• _Your objective_: Make a tally of the lines in the records that include the string "multiple", and give only that number.

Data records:
··········

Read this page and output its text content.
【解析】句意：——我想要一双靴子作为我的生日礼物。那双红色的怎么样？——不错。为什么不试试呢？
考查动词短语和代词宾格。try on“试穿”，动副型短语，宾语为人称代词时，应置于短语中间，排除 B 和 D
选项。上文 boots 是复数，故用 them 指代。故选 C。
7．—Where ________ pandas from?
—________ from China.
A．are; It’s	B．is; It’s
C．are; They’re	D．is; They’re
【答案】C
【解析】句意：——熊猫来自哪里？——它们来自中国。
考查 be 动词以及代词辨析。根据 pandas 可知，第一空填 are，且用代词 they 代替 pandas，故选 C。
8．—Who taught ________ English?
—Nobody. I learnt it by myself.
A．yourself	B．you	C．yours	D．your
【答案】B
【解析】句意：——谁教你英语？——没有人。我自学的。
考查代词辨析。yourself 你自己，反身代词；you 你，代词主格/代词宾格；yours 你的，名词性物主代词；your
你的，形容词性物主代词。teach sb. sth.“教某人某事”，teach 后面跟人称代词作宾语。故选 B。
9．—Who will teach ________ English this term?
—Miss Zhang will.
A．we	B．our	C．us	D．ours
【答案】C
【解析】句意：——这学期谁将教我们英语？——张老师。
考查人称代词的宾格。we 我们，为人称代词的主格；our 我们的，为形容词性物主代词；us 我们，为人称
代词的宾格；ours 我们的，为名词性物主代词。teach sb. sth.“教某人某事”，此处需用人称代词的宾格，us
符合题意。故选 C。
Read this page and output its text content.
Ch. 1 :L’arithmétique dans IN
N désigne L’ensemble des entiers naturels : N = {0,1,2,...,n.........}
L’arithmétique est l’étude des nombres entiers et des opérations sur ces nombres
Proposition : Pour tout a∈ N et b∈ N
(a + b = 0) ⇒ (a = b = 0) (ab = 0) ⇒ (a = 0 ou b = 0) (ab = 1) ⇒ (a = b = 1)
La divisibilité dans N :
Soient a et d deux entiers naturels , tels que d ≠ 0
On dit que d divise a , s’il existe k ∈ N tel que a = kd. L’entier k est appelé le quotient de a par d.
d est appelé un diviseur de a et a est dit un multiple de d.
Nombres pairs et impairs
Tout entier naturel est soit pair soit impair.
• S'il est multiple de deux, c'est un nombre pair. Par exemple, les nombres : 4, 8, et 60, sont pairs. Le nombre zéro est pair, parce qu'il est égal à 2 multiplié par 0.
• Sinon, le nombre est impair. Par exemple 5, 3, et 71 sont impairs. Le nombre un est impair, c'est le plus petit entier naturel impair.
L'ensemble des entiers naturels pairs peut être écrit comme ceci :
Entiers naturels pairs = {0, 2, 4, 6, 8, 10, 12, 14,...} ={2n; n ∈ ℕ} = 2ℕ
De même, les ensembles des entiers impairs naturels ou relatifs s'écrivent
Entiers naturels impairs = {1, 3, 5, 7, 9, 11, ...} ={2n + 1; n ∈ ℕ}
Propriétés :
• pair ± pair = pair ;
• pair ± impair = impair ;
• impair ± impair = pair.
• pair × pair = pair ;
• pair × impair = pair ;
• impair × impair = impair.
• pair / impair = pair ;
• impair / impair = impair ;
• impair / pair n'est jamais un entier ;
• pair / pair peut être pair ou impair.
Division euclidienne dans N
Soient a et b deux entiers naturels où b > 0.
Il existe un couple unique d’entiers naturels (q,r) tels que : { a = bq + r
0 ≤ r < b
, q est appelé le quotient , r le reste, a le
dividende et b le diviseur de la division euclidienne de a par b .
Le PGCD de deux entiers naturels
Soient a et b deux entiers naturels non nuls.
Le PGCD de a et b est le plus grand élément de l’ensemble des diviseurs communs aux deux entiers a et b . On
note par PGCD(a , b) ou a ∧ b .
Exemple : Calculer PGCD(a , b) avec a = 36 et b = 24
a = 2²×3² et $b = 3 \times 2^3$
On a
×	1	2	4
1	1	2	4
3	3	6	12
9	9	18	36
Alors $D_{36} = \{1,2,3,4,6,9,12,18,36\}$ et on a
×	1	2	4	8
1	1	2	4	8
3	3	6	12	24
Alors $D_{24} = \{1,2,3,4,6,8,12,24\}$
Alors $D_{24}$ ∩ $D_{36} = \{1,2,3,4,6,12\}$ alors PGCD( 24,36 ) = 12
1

··········

• _The solution_: 2